▶ _WHAT IS EXPECTED_:
In the entries, find all lines that hold the word "transférée" and copy them.

▶ _ITEMS_:

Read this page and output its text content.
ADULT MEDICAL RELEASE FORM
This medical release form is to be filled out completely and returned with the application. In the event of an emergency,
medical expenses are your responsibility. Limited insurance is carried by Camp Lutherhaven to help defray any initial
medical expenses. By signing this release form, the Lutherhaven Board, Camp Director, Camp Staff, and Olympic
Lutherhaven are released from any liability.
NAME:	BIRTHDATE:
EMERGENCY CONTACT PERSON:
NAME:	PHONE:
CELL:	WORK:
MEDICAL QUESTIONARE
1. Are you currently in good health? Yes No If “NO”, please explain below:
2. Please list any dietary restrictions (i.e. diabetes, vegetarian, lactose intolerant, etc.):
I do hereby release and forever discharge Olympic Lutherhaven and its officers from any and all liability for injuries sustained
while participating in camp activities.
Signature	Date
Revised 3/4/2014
--
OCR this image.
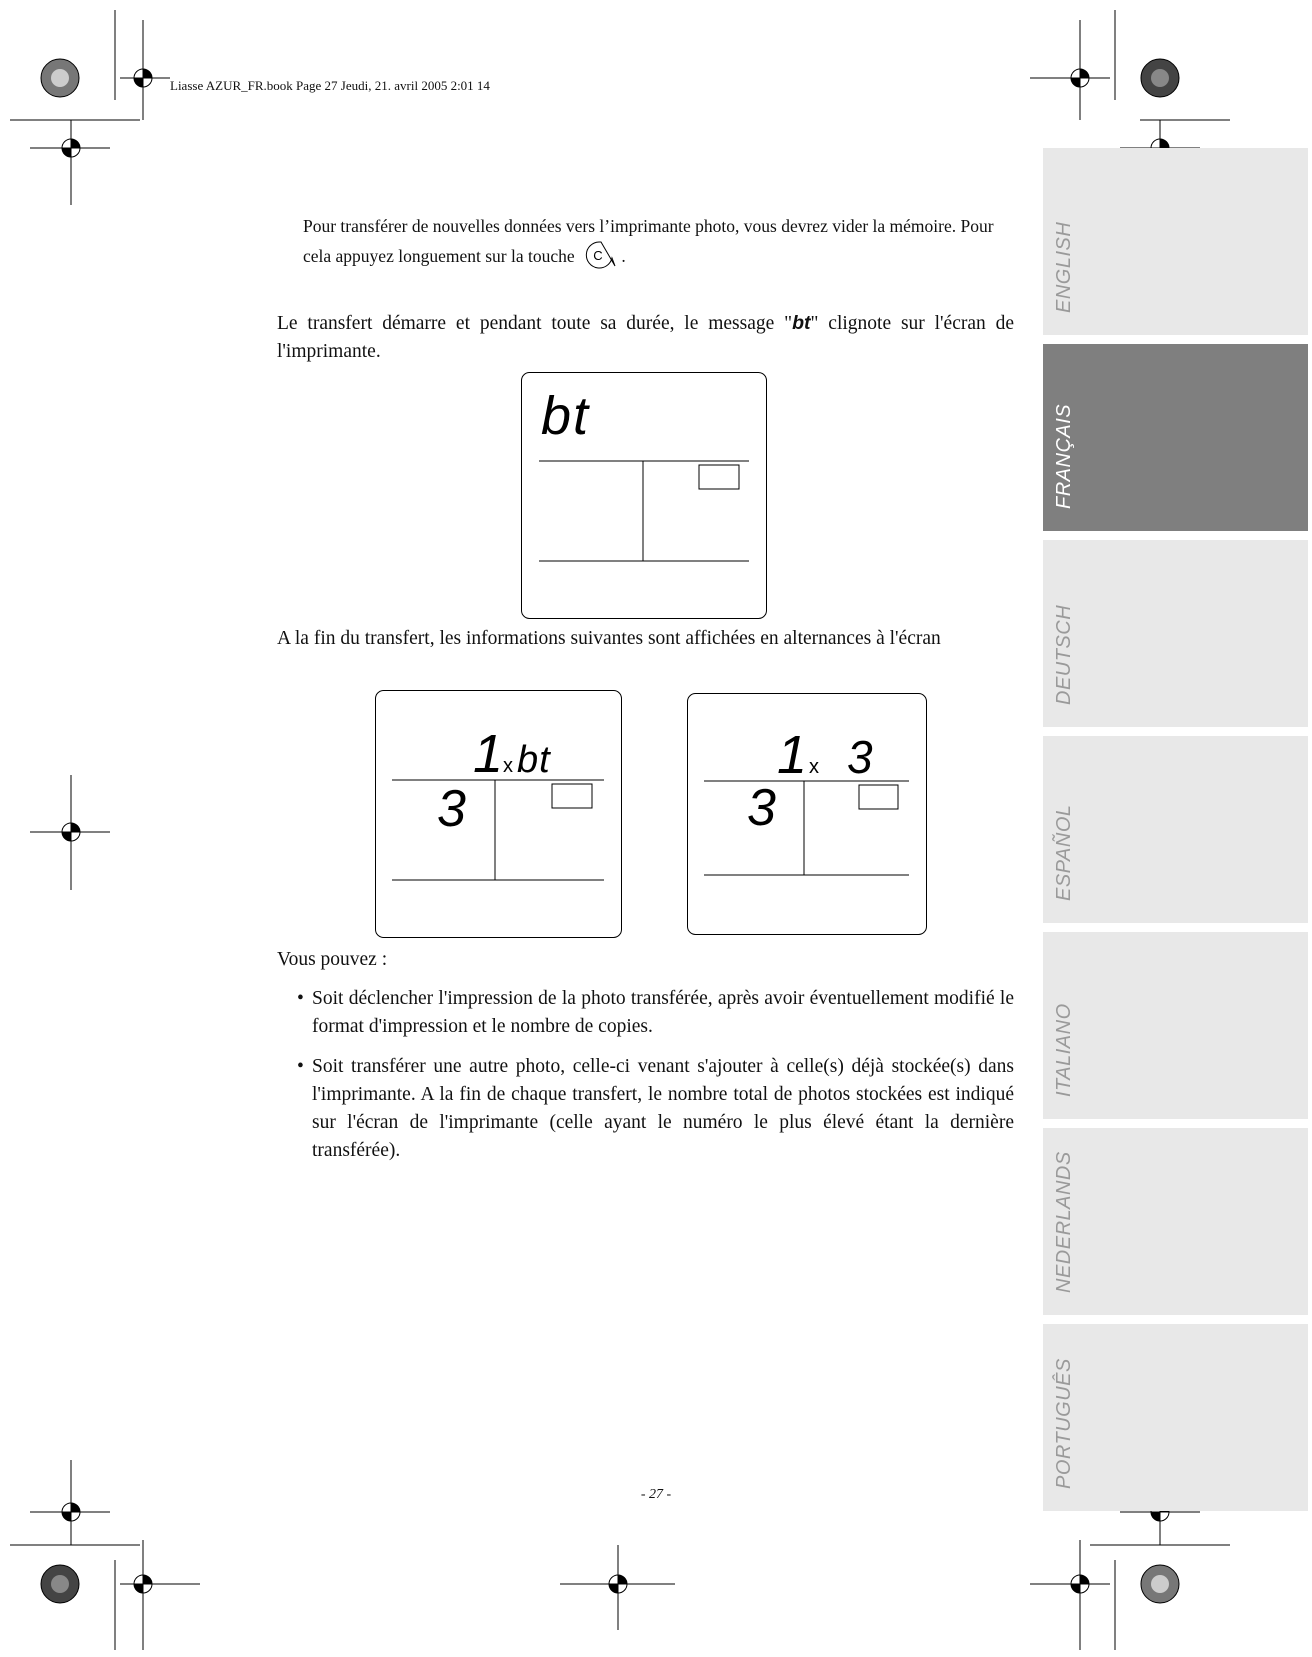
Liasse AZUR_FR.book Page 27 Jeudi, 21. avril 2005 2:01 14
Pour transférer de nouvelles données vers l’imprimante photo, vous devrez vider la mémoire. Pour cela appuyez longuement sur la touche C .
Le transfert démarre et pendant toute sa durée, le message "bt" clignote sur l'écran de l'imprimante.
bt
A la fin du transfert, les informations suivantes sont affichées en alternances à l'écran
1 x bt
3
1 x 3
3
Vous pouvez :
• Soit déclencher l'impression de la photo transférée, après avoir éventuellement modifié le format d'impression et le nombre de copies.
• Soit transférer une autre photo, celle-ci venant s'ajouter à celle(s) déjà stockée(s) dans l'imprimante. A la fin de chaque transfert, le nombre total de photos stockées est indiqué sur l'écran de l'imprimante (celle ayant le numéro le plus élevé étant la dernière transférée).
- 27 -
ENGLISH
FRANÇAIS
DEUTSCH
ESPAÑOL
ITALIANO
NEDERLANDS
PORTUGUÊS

▶ _ANSWER TO THIS PROBLEM_:
• Soit déclencher l'impression de la photo transférée, après avoir éventuellement modifié le format d'impression et le nombre de copies.
• Soit transférer une autre photo, celle-ci venant s'ajouter à celle(s) déjà stockée(s) dans l'imprimante. A la fin de chaque transfert, le nombre total de photos stockées est indiqué sur l'écran de l'imprimante (celle ayant le numéro le plus élevé étant la dernière transférée).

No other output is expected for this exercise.